-- WHAT YOU ARE ASKED TO DO --
State the number of lines with the string "instances" in them, and nothing else.

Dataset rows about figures
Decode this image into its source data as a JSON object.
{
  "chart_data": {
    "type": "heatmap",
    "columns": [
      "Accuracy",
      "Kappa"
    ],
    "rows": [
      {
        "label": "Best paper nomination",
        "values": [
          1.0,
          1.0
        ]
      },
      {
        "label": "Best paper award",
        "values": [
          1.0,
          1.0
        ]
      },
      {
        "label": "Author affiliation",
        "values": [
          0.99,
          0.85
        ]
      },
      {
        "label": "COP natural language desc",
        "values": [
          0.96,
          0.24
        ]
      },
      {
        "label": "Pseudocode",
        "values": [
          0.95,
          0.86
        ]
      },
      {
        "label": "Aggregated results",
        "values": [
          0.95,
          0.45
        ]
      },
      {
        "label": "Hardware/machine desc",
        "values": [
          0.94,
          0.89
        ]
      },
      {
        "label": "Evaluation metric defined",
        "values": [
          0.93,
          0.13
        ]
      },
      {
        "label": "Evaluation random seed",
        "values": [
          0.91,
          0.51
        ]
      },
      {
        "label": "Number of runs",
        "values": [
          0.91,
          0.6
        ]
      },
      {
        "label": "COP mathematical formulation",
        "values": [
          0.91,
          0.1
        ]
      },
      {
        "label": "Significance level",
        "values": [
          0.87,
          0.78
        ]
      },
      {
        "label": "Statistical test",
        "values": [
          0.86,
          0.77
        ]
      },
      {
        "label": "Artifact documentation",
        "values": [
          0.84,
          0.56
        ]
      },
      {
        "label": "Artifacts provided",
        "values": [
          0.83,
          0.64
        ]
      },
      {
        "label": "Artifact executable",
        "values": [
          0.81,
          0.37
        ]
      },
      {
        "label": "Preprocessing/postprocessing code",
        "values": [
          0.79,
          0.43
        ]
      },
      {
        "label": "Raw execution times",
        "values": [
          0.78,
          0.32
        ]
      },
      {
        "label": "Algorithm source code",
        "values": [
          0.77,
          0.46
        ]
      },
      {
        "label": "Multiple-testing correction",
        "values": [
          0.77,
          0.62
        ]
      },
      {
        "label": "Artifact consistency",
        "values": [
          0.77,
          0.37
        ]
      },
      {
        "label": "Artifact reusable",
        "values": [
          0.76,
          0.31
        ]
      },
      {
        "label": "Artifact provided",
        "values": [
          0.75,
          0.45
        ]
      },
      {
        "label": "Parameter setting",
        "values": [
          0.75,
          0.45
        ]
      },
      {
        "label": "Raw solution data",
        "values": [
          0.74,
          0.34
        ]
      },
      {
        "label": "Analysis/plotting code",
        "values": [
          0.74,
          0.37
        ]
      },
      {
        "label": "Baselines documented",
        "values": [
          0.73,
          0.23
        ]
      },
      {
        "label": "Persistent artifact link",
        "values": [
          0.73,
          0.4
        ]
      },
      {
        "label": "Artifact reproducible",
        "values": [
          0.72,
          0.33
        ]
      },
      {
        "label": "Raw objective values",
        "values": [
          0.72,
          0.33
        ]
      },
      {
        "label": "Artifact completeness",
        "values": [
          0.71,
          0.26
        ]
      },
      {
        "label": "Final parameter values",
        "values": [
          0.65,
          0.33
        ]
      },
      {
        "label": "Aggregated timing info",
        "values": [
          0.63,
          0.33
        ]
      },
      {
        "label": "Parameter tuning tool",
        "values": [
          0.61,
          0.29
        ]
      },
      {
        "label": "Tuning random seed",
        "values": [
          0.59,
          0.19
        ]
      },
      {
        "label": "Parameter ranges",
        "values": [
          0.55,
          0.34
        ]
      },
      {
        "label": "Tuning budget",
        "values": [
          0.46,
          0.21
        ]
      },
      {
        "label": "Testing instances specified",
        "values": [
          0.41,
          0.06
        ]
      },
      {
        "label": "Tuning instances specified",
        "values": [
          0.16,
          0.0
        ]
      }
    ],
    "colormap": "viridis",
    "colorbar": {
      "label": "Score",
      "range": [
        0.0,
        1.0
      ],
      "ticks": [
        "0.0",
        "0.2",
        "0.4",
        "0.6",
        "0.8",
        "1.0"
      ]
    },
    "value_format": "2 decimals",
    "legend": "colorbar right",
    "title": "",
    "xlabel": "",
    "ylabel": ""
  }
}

-- SOLUTION FOR THIS EXERCISE --
2